→ **PROBLEM REQUIREMENTS**:
In the listing below, identify each line with the word "Peter" and return those lines.

→ **DATASET RECORDS**:
········
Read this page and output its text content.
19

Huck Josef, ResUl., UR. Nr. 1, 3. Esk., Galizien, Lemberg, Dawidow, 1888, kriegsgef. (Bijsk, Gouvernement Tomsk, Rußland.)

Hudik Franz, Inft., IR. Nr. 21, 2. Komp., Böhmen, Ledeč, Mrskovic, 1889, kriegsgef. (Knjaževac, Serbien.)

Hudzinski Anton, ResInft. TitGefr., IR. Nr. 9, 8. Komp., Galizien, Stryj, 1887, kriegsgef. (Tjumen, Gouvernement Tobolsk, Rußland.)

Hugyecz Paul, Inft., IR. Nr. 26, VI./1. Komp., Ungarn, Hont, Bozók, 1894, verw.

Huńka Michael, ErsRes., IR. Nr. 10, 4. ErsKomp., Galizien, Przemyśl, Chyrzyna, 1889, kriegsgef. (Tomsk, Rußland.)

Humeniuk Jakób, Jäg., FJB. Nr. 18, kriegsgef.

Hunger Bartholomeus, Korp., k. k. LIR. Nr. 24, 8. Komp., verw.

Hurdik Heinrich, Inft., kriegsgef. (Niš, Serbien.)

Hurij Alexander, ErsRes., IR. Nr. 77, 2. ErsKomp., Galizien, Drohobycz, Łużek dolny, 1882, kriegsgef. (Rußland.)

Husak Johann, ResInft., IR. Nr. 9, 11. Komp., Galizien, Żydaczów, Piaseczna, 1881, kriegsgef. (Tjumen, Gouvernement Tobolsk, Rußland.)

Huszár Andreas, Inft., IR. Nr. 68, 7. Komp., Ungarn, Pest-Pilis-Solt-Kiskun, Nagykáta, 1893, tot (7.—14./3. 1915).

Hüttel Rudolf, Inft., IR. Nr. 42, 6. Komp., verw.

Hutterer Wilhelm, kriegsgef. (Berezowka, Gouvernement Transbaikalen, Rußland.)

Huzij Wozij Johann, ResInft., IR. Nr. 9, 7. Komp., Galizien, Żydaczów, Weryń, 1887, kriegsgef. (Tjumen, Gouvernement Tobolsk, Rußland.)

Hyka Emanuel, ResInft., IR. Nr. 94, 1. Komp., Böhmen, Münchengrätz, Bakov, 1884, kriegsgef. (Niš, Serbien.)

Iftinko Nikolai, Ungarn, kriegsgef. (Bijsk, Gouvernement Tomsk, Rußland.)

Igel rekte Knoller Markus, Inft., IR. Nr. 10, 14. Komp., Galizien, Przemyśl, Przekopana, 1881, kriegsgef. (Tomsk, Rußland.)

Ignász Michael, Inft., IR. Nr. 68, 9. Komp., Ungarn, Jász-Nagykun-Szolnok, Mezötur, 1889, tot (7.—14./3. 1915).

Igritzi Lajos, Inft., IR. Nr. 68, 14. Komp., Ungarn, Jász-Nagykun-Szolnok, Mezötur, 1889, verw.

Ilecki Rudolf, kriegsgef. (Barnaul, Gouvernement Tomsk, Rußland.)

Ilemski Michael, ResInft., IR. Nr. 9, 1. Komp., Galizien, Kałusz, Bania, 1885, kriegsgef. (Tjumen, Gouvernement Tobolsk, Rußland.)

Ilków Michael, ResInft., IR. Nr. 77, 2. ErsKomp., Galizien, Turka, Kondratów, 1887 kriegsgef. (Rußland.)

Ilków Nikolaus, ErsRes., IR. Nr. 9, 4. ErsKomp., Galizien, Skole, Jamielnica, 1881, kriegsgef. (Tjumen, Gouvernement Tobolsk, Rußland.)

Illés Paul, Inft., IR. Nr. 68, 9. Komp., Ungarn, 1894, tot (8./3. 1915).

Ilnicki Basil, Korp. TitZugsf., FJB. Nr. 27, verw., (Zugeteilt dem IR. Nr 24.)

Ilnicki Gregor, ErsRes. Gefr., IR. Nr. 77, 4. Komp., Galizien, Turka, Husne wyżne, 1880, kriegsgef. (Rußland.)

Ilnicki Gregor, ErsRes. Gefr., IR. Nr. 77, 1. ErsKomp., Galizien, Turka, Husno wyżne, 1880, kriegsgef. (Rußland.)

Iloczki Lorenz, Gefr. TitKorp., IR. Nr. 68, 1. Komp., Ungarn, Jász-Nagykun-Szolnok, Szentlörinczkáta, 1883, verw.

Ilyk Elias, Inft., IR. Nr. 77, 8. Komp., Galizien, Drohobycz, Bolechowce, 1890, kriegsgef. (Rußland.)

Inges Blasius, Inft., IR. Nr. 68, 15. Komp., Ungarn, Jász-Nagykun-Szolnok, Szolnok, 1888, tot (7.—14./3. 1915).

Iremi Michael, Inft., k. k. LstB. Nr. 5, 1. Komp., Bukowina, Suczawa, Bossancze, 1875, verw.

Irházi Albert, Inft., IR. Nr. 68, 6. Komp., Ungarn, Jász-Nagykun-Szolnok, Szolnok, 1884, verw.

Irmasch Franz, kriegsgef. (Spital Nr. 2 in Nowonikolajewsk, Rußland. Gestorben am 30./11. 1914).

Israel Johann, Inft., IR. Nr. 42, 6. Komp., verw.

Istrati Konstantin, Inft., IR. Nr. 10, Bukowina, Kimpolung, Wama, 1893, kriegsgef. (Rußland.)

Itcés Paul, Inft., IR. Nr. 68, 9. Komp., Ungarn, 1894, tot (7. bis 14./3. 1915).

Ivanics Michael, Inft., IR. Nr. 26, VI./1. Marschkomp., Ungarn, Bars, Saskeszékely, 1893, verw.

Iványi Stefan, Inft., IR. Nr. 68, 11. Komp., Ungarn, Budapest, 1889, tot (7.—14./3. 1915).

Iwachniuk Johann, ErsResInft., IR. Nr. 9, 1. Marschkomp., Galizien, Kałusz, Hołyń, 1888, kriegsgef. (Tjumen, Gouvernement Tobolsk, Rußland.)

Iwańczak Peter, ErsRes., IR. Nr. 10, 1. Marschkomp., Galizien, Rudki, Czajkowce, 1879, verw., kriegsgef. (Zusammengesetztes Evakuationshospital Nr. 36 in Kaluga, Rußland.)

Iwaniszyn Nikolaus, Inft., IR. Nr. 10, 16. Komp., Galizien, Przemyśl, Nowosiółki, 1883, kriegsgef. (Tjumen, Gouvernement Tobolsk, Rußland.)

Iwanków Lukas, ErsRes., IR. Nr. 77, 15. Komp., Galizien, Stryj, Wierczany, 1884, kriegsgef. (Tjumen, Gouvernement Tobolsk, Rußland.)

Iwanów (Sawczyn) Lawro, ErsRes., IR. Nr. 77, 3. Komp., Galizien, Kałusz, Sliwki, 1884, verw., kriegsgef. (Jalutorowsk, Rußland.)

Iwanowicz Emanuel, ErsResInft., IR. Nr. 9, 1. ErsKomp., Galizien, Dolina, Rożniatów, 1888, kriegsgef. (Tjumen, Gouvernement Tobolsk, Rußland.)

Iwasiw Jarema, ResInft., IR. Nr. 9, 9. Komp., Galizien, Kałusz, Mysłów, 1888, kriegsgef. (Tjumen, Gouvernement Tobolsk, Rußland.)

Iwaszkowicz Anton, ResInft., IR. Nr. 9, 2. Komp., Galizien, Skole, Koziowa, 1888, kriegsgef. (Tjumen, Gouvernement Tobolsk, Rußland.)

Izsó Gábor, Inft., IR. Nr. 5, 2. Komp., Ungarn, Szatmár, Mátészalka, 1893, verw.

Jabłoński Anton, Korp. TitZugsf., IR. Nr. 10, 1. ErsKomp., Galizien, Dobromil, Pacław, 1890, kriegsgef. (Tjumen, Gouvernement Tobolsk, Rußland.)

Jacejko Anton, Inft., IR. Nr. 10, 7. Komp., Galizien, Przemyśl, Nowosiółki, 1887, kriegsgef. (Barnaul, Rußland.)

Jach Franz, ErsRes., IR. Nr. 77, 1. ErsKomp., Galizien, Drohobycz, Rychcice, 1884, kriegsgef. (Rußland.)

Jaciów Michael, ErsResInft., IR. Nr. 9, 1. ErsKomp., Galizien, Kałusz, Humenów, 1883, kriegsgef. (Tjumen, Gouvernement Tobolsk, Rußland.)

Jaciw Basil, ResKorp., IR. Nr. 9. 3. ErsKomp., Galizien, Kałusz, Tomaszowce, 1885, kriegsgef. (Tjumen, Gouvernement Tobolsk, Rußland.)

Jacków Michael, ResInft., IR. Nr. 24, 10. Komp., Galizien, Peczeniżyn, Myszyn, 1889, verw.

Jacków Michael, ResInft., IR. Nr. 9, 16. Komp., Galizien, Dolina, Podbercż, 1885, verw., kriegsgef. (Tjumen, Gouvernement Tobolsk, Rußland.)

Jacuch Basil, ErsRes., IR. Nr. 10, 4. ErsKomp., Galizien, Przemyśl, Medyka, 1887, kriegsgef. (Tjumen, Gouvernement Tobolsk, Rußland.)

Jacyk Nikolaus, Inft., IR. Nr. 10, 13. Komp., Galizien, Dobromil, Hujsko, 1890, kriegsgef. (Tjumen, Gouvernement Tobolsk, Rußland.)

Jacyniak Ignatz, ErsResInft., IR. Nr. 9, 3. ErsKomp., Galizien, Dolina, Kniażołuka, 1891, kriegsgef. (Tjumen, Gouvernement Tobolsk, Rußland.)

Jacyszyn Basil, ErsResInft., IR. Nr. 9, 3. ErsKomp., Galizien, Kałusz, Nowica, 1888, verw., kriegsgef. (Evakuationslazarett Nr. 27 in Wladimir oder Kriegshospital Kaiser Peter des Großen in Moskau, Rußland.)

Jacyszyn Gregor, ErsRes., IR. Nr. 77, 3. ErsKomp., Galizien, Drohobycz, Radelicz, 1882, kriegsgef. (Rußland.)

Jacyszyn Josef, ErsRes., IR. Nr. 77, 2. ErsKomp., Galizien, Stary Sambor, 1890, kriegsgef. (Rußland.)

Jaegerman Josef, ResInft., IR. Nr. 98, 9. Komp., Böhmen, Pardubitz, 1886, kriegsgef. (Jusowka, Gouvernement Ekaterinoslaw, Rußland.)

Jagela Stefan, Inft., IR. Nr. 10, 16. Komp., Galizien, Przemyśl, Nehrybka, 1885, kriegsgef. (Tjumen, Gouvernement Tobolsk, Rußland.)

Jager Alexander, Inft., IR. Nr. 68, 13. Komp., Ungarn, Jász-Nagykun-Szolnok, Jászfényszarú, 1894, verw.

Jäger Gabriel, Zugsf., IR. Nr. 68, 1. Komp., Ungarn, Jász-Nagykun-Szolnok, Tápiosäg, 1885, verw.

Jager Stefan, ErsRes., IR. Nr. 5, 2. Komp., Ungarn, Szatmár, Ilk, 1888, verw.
········
→ **FINAL RESULT**:
Iwańczak Peter, ErsRes., IR. Nr. 10, 1. Marschkomp., Galizien, Rudki, Czajkowce, 1879, verw., kriegsgef. (Zusammengesetztes Evakuationshospital Nr. 36 in Kaluga, Rußland.)
Jacyszyn Basil, ErsResInft., IR. Nr. 9, 3. ErsKomp., Galizien, Kałusz, Nowica, 1888, verw., kriegsgef. (Evakuationslazarett Nr. 27 in Wladimir oder Kriegshospital Kaiser Peter des Großen in Moskau, Rußland.)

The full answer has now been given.